DATA FOR THIS TASK:
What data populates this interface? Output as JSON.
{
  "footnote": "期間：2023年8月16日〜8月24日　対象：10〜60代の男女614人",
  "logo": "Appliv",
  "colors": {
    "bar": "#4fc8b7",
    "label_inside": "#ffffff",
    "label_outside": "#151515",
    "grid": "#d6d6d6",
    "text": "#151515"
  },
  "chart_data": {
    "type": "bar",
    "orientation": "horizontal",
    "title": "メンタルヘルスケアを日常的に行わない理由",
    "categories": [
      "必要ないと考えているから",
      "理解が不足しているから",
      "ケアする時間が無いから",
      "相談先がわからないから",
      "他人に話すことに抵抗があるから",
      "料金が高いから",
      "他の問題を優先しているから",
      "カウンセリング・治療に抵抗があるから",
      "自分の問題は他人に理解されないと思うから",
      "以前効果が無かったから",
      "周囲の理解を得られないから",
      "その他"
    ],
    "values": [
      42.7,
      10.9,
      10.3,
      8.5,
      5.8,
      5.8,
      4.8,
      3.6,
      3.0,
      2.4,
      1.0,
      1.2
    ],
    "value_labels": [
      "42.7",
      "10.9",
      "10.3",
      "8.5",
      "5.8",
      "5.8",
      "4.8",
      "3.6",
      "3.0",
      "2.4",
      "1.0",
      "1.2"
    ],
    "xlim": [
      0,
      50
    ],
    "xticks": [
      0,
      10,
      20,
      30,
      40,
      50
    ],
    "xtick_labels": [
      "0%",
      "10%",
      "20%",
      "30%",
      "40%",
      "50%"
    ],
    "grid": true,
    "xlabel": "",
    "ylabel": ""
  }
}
* * *
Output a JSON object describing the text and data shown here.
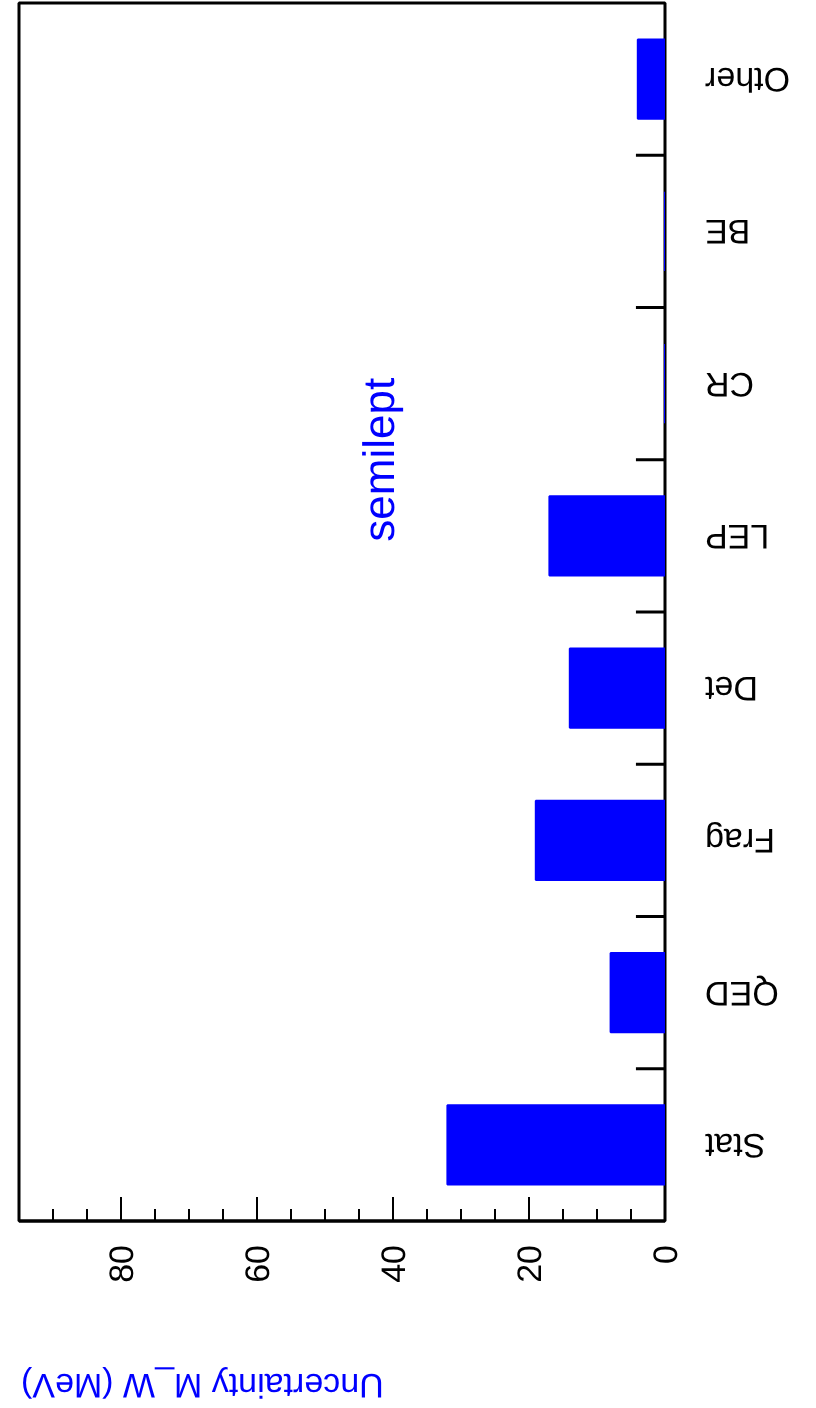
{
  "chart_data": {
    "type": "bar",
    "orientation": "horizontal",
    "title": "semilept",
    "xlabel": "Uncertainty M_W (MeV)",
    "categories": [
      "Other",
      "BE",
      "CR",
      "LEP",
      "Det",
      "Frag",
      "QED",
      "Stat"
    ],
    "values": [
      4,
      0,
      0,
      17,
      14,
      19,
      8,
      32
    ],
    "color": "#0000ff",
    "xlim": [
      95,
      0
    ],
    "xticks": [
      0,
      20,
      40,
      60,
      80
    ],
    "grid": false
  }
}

WHAT TO PRODUCE: Write down only how many lines in the listing contain the word "Output".

RIGHT ANSWER: 2